• Stored data

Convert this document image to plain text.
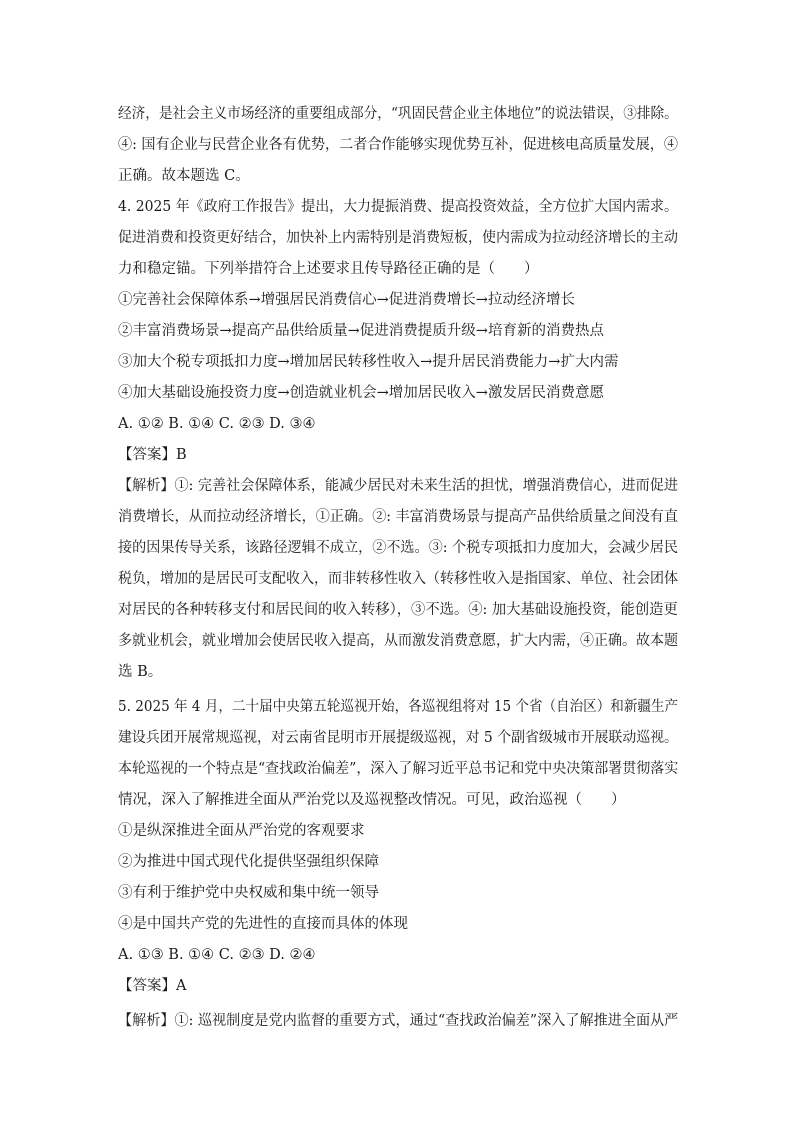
经济，是社会主义市场经济的重要组成部分，“巩固民营企业主体地位”的说法错误，③排除。
④: 国有企业与民营企业各有优势，二者合作能够实现优势互补，促进核电高质量发展，④
正确。故本题选 C。
4. 2025 年《政府工作报告》提出，大力提振消费、提高投资效益，全方位扩大国内需求。
促进消费和投资更好结合，加快补上内需特别是消费短板，使内需成为拉动经济增长的主动
力和稳定锚。下列举措符合上述要求且传导路径正确的是（　　）
①完善社会保障体系→增强居民消费信心→促进消费增长→拉动经济增长
②丰富消费场景→提高产品供给质量→促进消费提质升级→培育新的消费热点
③加大个税专项抵扣力度→增加居民转移性收入→提升居民消费能力→扩大内需
④加大基础设施投资力度→创造就业机会→增加居民收入→激发居民消费意愿
A. ①② B. ①④ C. ②③ D. ③④
【答案】B
【解析】①: 完善社会保障体系，能减少居民对未来生活的担忧，增强消费信心，进而促进
消费增长，从而拉动经济增长，①正确。②: 丰富消费场景与提高产品供给质量之间没有直
接的因果传导关系，该路径逻辑不成立，②不选。③: 个税专项抵扣力度加大，会减少居民
税负，增加的是居民可支配收入，而非转移性收入（转移性收入是指国家、单位、社会团体
对居民的各种转移支付和居民间的收入转移），③不选。④: 加大基础设施投资，能创造更
多就业机会，就业增加会使居民收入提高，从而激发消费意愿，扩大内需，④正确。故本题
选 B。
5. 2025 年 4 月，二十届中央第五轮巡视开始，各巡视组将对 15 个省（自治区）和新疆生产
建设兵团开展常规巡视，对云南省昆明市开展提级巡视，对 5 个副省级城市开展联动巡视。
本轮巡视的一个特点是“查找政治偏差”，深入了解习近平总书记和党中央决策部署贯彻落实
情况，深入了解推进全面从严治党以及巡视整改情况。可见，政治巡视（　　）
①是纵深推进全面从严治党的客观要求
②为推进中国式现代化提供坚强组织保障
③有利于维护党中央权威和集中统一领导
④是中国共产党的先进性的直接而具体的体现
A. ①③ B. ①④ C. ②③ D. ②④
【答案】A
【解析】①: 巡视制度是党内监督的重要方式，通过“查找政治偏差”深入了解推进全面从严
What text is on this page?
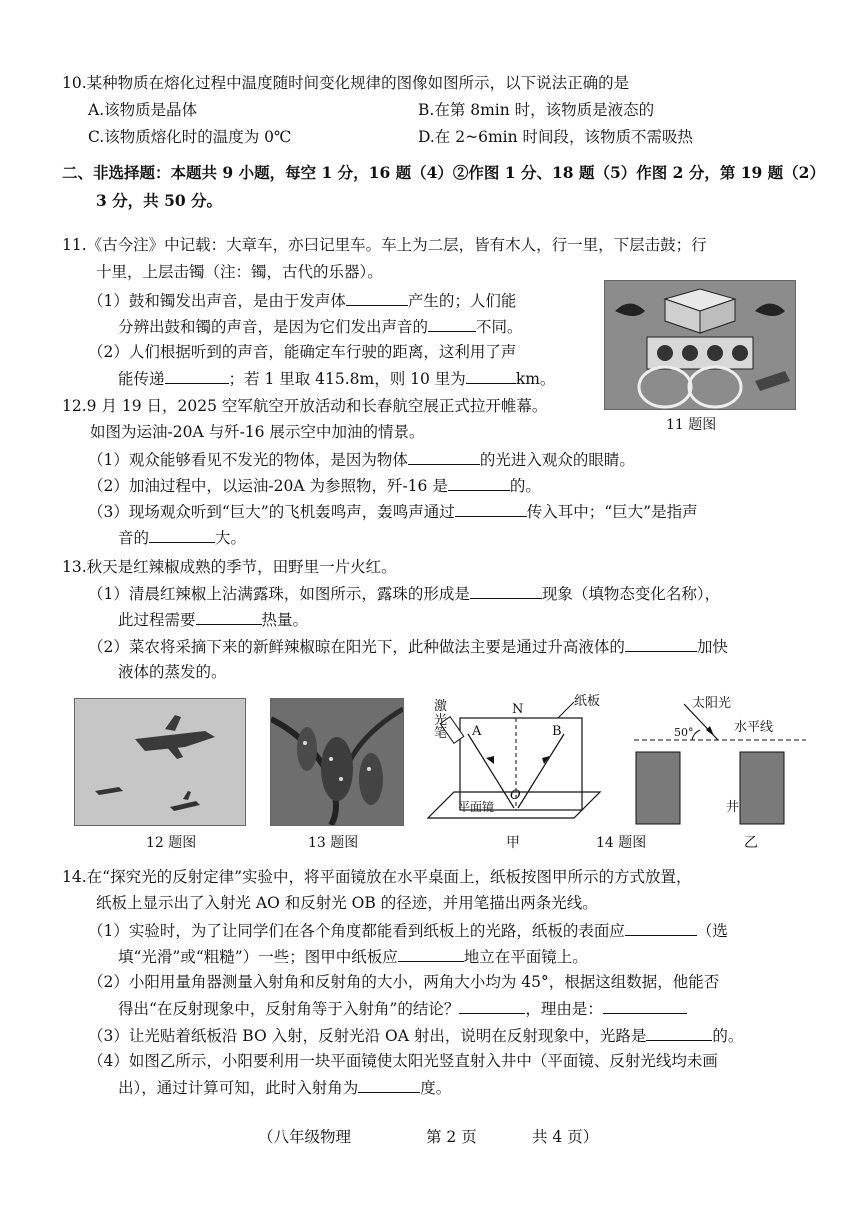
10.某种物质在熔化过程中温度随时间变化规律的图像如图所示，以下说法正确的是
A.该物质是晶体	B.在第 8min 时，该物质是液态的
C.该物质熔化时的温度为 0℃	D.在 2~6min 时间段，该物质不需吸热
二、非选择题：本题共 9 小题，每空 1 分，16 题（4）②作图 1 分、18 题（5）作图 2 分，第 19 题（2）
3 分，共 50 分。
11.《古今注》中记载：大章车，亦曰记里车。车上为二层，皆有木人，行一里，下层击鼓；行
十里，上层击镯（注：镯，古代的乐器）。
（1）鼓和镯发出声音，是由于发声体	产生的；人们能
分辨出鼓和镯的声音，是因为它们发出声音的	不同。
（2）人们根据听到的声音，能确定车行驶的距离，这利用了声
能传递	；若 1 里取 415.8m，则 10 里为	km。
11 题图
12.9 月 19 日，2025 空军航空开放活动和长春航空展正式拉开帷幕。
如图为运油-20A 与歼-16 展示空中加油的情景。
（1）观众能够看见不发光的物体，是因为物体	的光进入观众的眼睛。
（2）加油过程中，以运油-20A 为参照物，歼-16 是	的。
（3）现场观众听到“巨大”的飞机轰鸣声，轰鸣声通过	传入耳中；“巨大”是指声
音的	大。
13.秋天是红辣椒成熟的季节，田野里一片火红。
（1）清晨红辣椒上沾满露珠，如图所示，露珠的形成是	现象（填物态变化名称），
此过程需要	热量。
（2）菜农将采摘下来的新鲜辣椒晾在阳光下，此种做法主要是通过升高液体的	加快
液体的蒸发的。
激光笔
纸板
N
A	B
O
平面镜
太阳光
水平线
50°
井
12 题图	13 题图	甲	14 题图	乙
14.在“探究光的反射定律”实验中，将平面镜放在水平桌面上，纸板按图甲所示的方式放置，
纸板上显示出了入射光 AO 和反射光 OB 的径迹，并用笔描出两条光线。
（1）实验时，为了让同学们在各个角度都能看到纸板上的光路，纸板的表面应	（选
填“光滑”或“粗糙”）一些；图甲中纸板应	地立在平面镜上。
（2）小阳用量角器测量入射角和反射角的大小，两角大小均为 45°，根据这组数据，他能否
得出“在反射现象中，反射角等于入射角”的结论？	，理由是：
（3）让光贴着纸板沿 BO 入射，反射光沿 OA 射出，说明在反射现象中，光路是	的。
（4）如图乙所示，小阳要利用一块平面镜使太阳光竖直射入井中（平面镜、反射光线均未画
出），通过计算可知，此时入射角为	度。
（八年级物理	第 2 页	共 4 页）
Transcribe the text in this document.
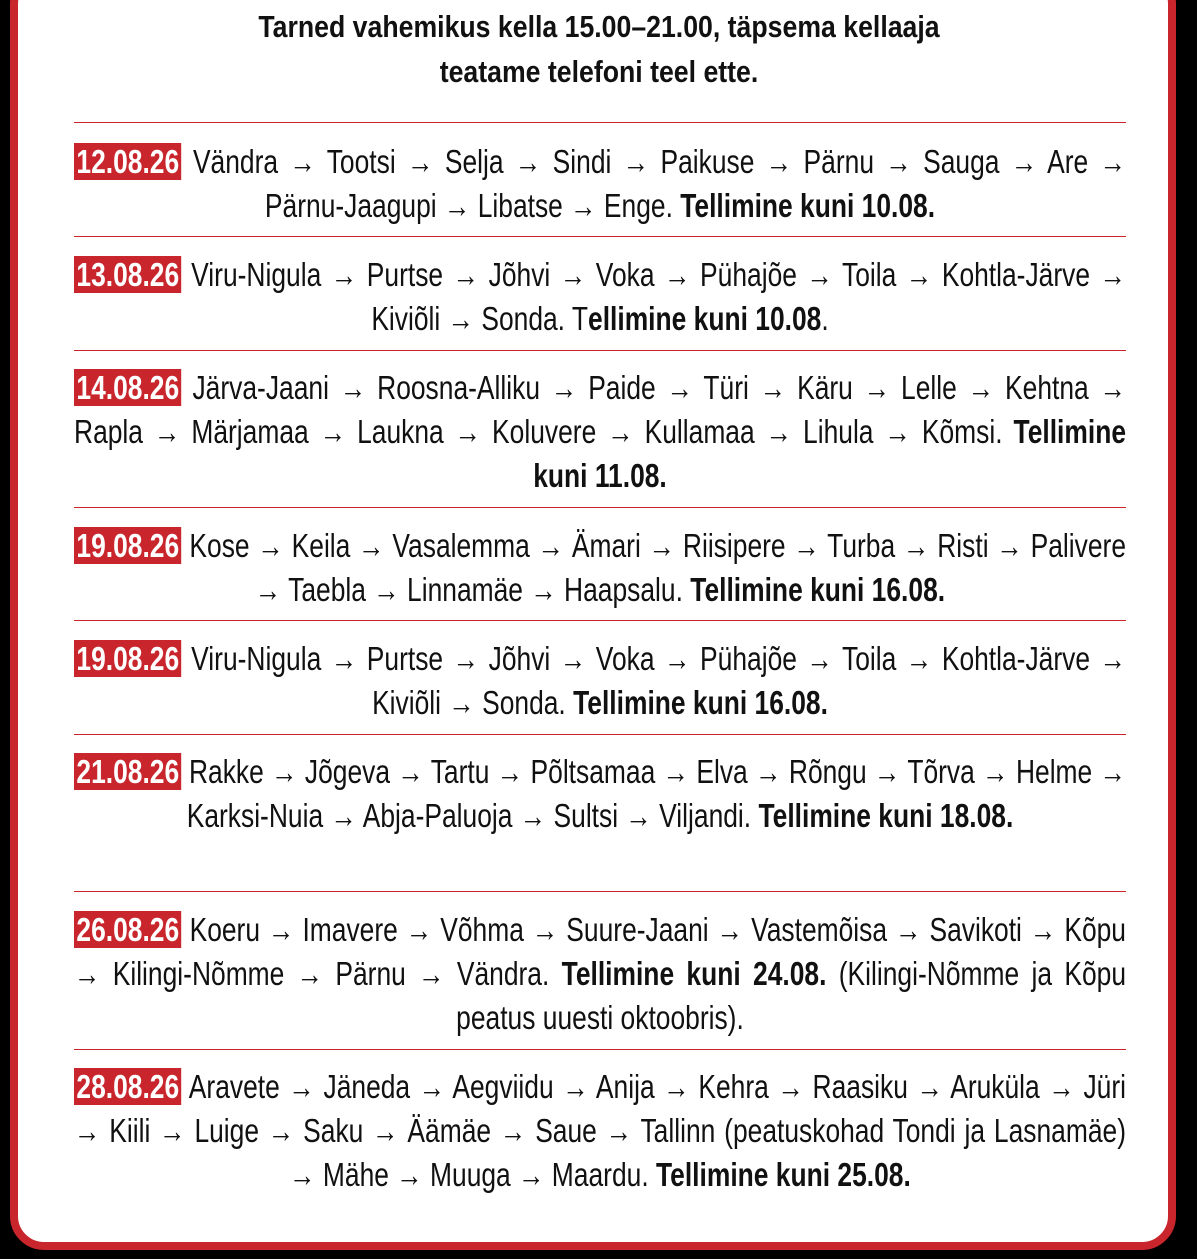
Tarned vahemikus kella 15.00–21.00, täpsema kellaaja
teatame telefoni teel ette.
12.08.26 Vändra → Tootsi → Selja → Sindi → Paikuse → Pärnu → Sauga → Are → Pärnu-Jaagupi → Libatse → Enge. Tellimine kuni 10.08.
13.08.26 Viru-Nigula → Purtse → Jõhvi → Voka → Pühajõe → Toila → Kohtla-Järve → Kiviõli → Sonda. Tellimine kuni 10.08.
14.08.26 Järva-Jaani → Roosna-Alliku → Paide → Türi → Käru → Lelle → Kehtna → Rapla → Märjamaa → Laukna → Koluvere → Kullamaa → Lihula → Kõmsi. Tellimine kuni 11.08.
19.08.26 Kose → Keila → Vasalemma → Ämari → Riisipere → Turba → Risti → Palivere → Taebla → Linnamäe → Haapsalu. Tellimine kuni 16.08.
19.08.26 Viru-Nigula → Purtse → Jõhvi → Voka → Pühajõe → Toila → Kohtla-Järve → Kiviõli → Sonda. Tellimine kuni 16.08.
21.08.26 Rakke → Jõgeva → Tartu → Põltsamaa → Elva → Rõngu → Tõrva → Helme → Karksi-Nuia → Abja-Paluoja → Sultsi → Viljandi. Tellimine kuni 18.08.
26.08.26 Koeru → Imavere → Võhma → Suure-Jaani → Vastemõisa → Savikoti → Kõpu → Kilingi-Nõmme → Pärnu → Vändra. Tellimine kuni 24.08. (Kilingi-Nõmme ja Kõpu peatus uuesti oktoobris).
28.08.26 Aravete → Jäneda → Aegviidu → Anija → Kehra → Raasiku → Aruküla → Jüri → Kiili → Luige → Saku → Äämäe → Saue → Tallinn (peatuskohad Tondi ja Lasnamäe) → Mähe → Muuga → Maardu. Tellimine kuni 25.08.
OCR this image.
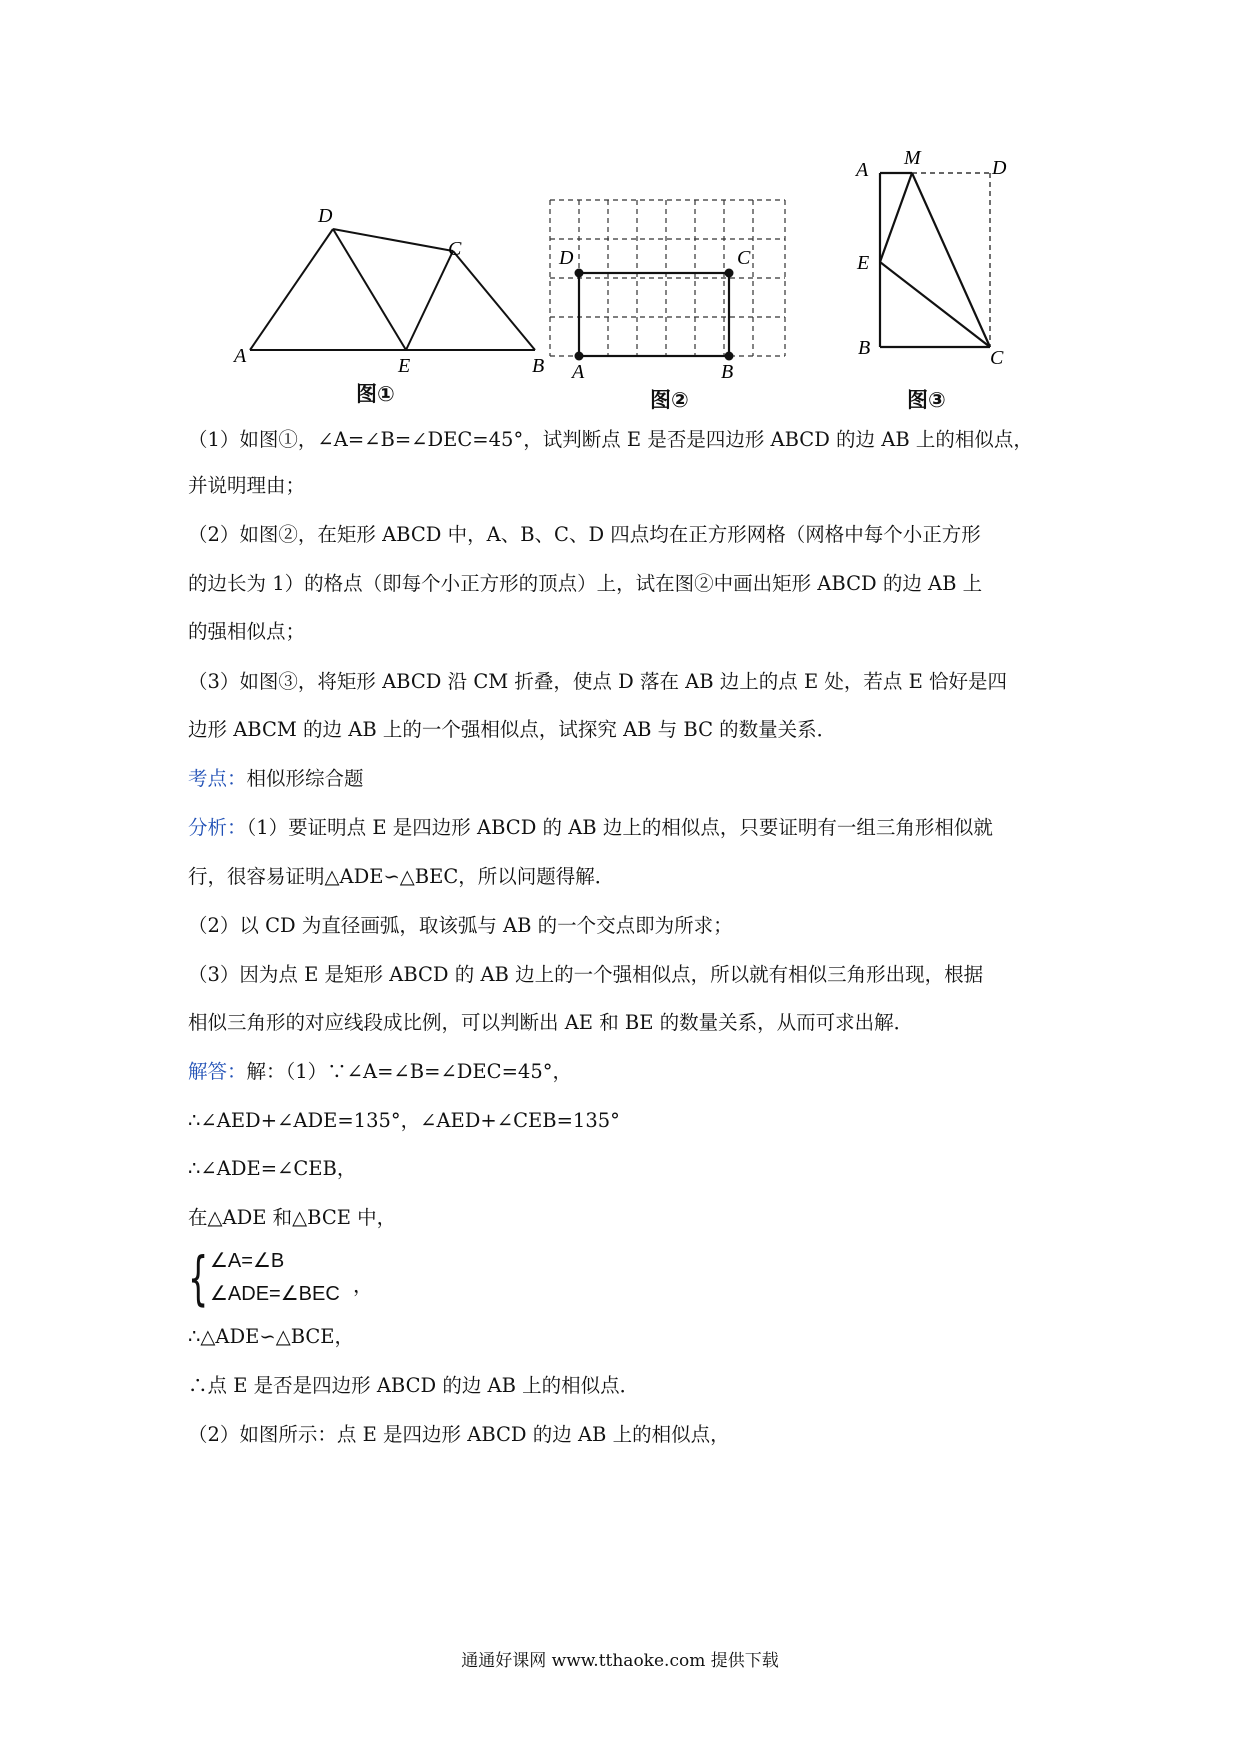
A	B
C
D
E
图①
D	C
A	B
图②
A
M	D
E
B	C
图③
（1）如图①，∠A=∠B=∠DEC=45°，试判断点 E 是否是四边形 ABCD 的边 AB 上的相似点，
并说明理由；
（2）如图②，在矩形 ABCD 中，A、B、C、D 四点均在正方形网格（网格中每个小正方形
的边长为 1）的格点（即每个小正方形的顶点）上，试在图②中画出矩形 ABCD 的边 AB 上
的强相似点；
（3）如图③，将矩形 ABCD 沿 CM 折叠，使点 D 落在 AB 边上的点 E 处，若点 E 恰好是四
边形 ABCM 的边 AB 上的一个强相似点，试探究 AB 与 BC 的数量关系．
考点：相似形综合题
分析：（1）要证明点 E 是四边形 ABCD 的 AB 边上的相似点，只要证明有一组三角形相似就
行，很容易证明△ADE∽△BEC，所以问题得解．
（2）以 CD 为直径画弧，取该弧与 AB 的一个交点即为所求；
（3）因为点 E 是矩形 ABCD 的 AB 边上的一个强相似点，所以就有相似三角形出现，根据
相似三角形的对应线段成比例，可以判断出 AE 和 BE 的数量关系，从而可求出解．
解答：解：（1）∵∠A=∠B=∠DEC=45°，
∴∠AED+∠ADE=135°，∠AED+∠CEB=135°
∴∠ADE=∠CEB，
在△ADE 和△BCE 中，
{ ∠A=∠B
∠ADE=∠BEC ，
∴△ADE∽△BCE，
∴点 E 是否是四边形 ABCD 的边 AB 上的相似点．
（2）如图所示：点 E 是四边形 ABCD 的边 AB 上的相似点，
通通好课网 www.tthaoke.com 提供下载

• WHAT YOU WILL DO
Quote exactly the lines from the line that contains "OCR this image." through the last line of the listing, please, leaving out all pictures.

• THE RESPONSE
OCR this image.
A	B
C
D
E
图①
D	C
A	B
图②
A
M	D
E
B	C
图③
（1）如图①，∠A=∠B=∠DEC=45°，试判断点 E 是否是四边形 ABCD 的边 AB 上的相似点，
并说明理由；
（2）如图②，在矩形 ABCD 中，A、B、C、D 四点均在正方形网格（网格中每个小正方形
的边长为 1）的格点（即每个小正方形的顶点）上，试在图②中画出矩形 ABCD 的边 AB 上
的强相似点；
（3）如图③，将矩形 ABCD 沿 CM 折叠，使点 D 落在 AB 边上的点 E 处，若点 E 恰好是四
边形 ABCM 的边 AB 上的一个强相似点，试探究 AB 与 BC 的数量关系．
考点：相似形综合题
分析：（1）要证明点 E 是四边形 ABCD 的 AB 边上的相似点，只要证明有一组三角形相似就
行，很容易证明△ADE∽△BEC，所以问题得解．
（2）以 CD 为直径画弧，取该弧与 AB 的一个交点即为所求；
（3）因为点 E 是矩形 ABCD 的 AB 边上的一个强相似点，所以就有相似三角形出现，根据
相似三角形的对应线段成比例，可以判断出 AE 和 BE 的数量关系，从而可求出解．
解答：解：（1）∵∠A=∠B=∠DEC=45°，
∴∠AED+∠ADE=135°，∠AED+∠CEB=135°
∴∠ADE=∠CEB，
在△ADE 和△BCE 中，
{ ∠A=∠B
∠ADE=∠BEC ，
∴△ADE∽△BCE，
∴点 E 是否是四边形 ABCD 的边 AB 上的相似点．
（2）如图所示：点 E 是四边形 ABCD 的边 AB 上的相似点，
通通好课网 www.tthaoke.com 提供下载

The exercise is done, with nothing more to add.